• **DATA FOR THIS TASK**
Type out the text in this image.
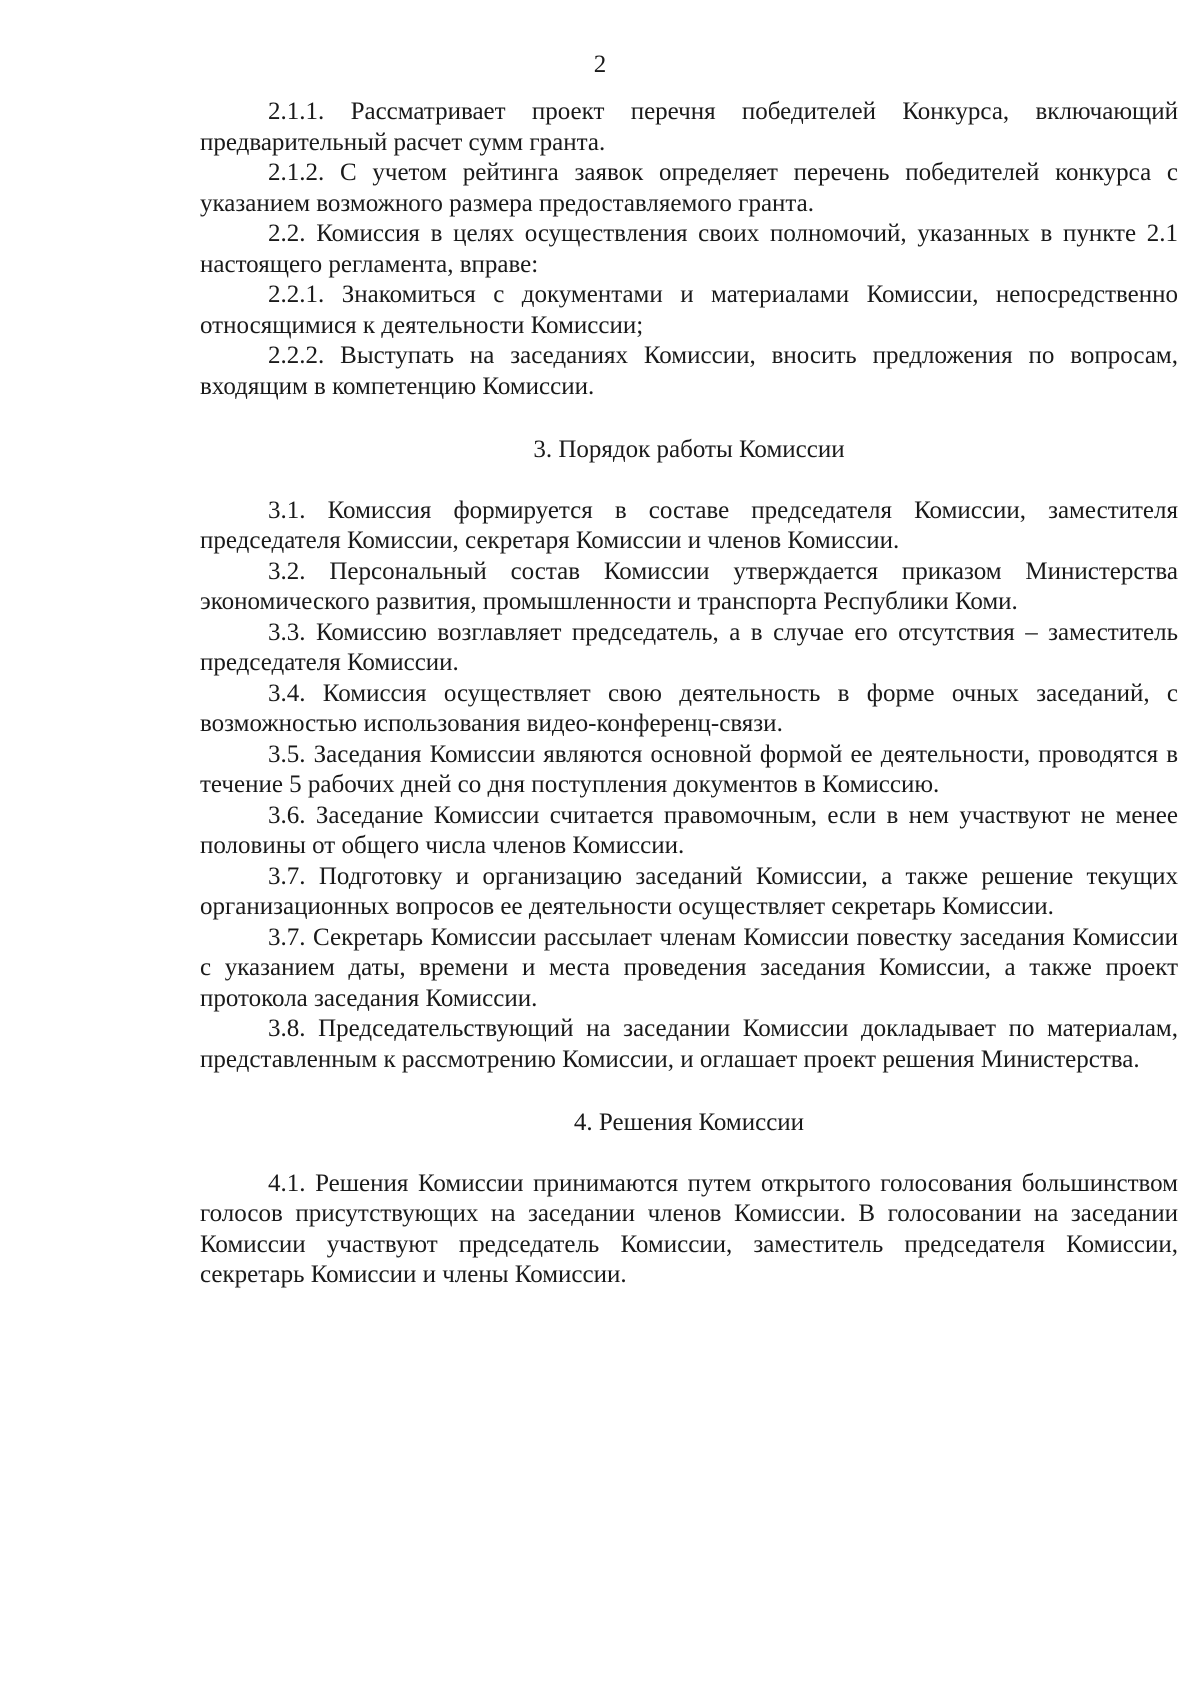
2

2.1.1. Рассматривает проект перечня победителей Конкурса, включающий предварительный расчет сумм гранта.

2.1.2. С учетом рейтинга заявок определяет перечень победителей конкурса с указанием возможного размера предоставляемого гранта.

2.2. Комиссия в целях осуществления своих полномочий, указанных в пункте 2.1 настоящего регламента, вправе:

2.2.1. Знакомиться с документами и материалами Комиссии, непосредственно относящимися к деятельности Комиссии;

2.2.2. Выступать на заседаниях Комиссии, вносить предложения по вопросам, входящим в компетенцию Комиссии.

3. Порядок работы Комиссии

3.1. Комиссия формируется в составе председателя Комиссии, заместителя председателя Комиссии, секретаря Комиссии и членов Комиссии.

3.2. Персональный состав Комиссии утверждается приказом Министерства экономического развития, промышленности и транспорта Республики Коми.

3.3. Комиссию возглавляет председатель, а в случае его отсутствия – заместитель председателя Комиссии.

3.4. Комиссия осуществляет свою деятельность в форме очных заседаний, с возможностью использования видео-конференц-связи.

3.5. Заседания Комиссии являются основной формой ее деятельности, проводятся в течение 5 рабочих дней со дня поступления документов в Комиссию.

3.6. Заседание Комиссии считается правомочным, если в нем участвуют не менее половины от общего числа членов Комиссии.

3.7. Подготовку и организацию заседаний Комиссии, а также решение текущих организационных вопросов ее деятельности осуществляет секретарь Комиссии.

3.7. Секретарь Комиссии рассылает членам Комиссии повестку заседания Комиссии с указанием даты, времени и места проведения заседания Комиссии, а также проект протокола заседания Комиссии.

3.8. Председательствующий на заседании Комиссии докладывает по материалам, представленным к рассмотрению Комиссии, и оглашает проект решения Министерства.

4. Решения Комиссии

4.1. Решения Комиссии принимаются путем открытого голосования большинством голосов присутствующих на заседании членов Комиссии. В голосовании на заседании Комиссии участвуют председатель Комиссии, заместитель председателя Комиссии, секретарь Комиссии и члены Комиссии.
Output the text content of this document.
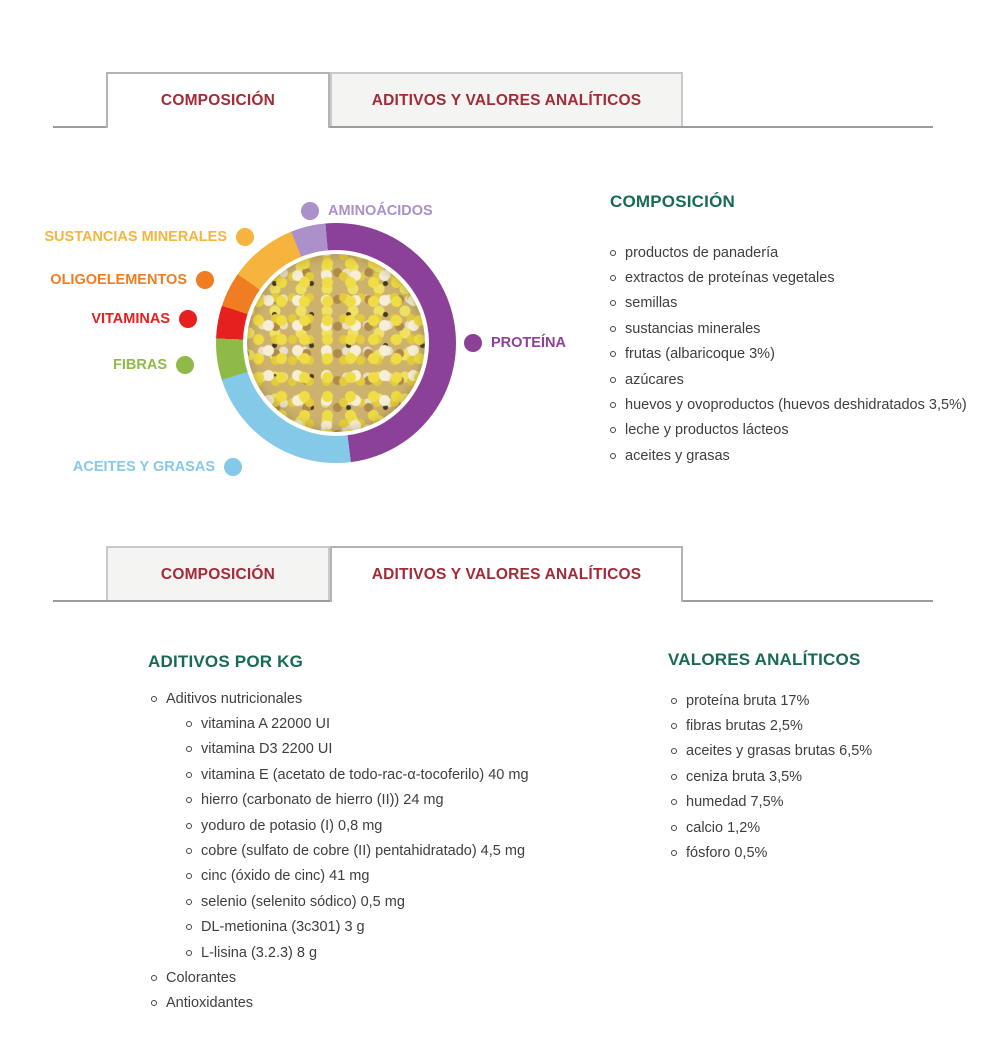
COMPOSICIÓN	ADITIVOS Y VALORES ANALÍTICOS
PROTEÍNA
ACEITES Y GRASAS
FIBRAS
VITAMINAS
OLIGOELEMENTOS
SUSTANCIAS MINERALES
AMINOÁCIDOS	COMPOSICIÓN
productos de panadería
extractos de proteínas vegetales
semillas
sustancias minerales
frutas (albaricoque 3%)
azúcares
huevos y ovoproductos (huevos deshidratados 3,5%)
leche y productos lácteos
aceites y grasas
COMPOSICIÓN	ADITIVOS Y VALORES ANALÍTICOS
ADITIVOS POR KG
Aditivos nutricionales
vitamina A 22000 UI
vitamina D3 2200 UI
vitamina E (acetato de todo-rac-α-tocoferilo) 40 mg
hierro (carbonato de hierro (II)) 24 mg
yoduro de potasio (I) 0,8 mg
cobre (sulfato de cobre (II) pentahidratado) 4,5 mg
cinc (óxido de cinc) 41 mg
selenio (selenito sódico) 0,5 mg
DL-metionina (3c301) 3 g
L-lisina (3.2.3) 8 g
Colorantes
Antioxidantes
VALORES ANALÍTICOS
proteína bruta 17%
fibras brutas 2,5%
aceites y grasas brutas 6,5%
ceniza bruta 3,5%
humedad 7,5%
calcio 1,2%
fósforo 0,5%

• **SET TASK**
Copy out each line of the entries that holds "text".

• **TASK SOLUTION**
Type out the text in this image.
Output the text content of this document.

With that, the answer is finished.